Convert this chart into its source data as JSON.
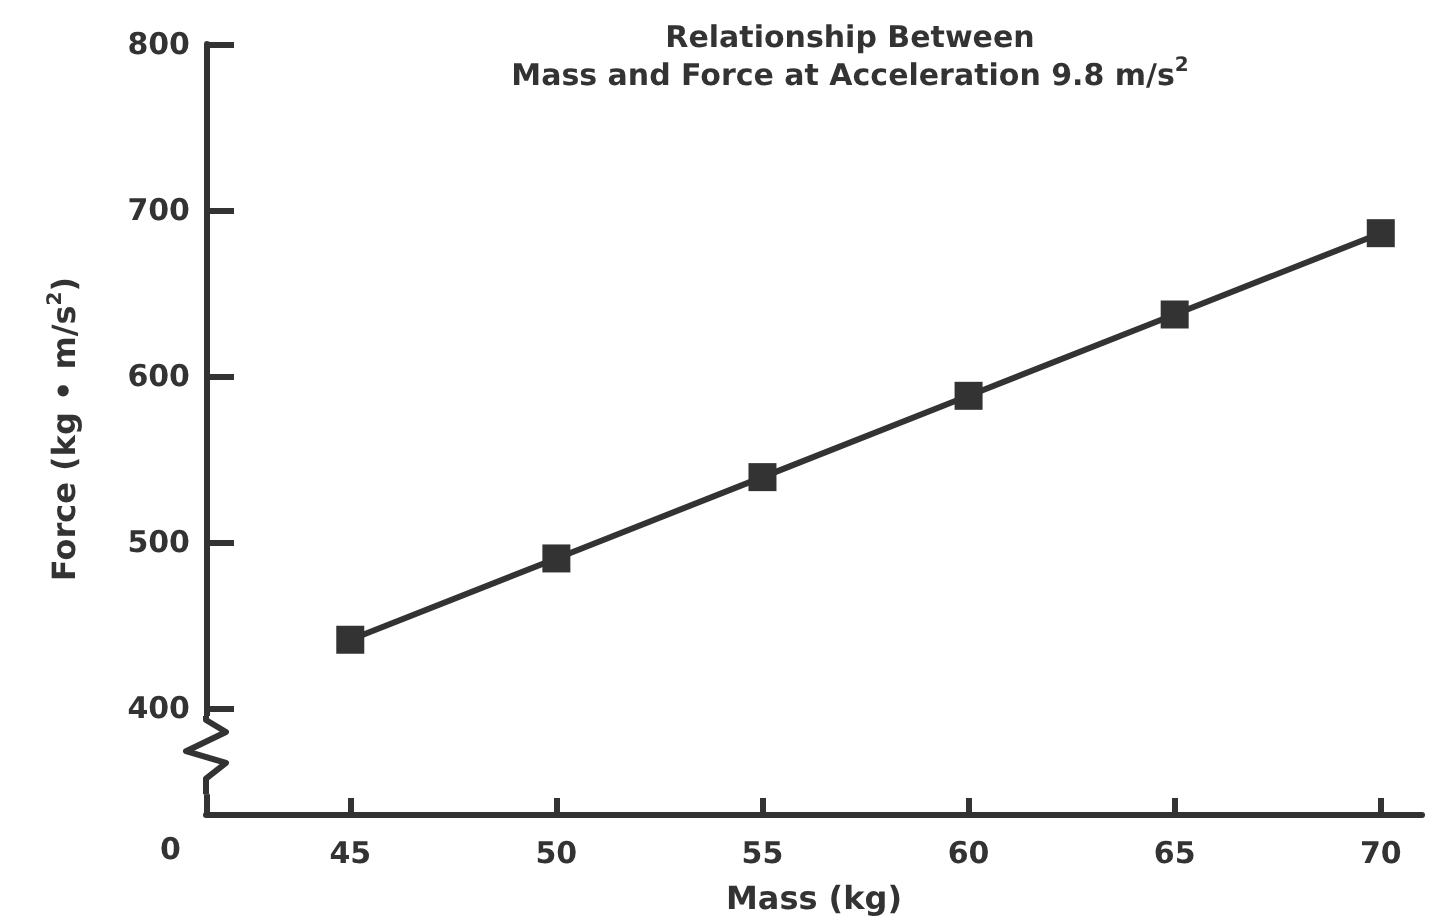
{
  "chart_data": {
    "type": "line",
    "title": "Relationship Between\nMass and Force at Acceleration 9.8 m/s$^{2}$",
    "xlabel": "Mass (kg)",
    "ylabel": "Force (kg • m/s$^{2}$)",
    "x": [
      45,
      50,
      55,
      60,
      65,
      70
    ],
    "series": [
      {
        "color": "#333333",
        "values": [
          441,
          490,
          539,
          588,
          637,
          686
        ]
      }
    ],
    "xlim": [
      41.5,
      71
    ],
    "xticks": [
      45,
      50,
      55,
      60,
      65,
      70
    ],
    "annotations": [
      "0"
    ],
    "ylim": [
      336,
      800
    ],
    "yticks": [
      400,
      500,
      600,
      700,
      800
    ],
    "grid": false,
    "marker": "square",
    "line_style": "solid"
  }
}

--------------------

» **Work required**
Search the records for the word "Force", then list every line that has it.

» **The solution**
    "title": "Relationship Between\nMass and Force at Acceleration 9.8 m/s$^{2}$",
    "ylabel": "Force (kg • m/s$^{2}$)",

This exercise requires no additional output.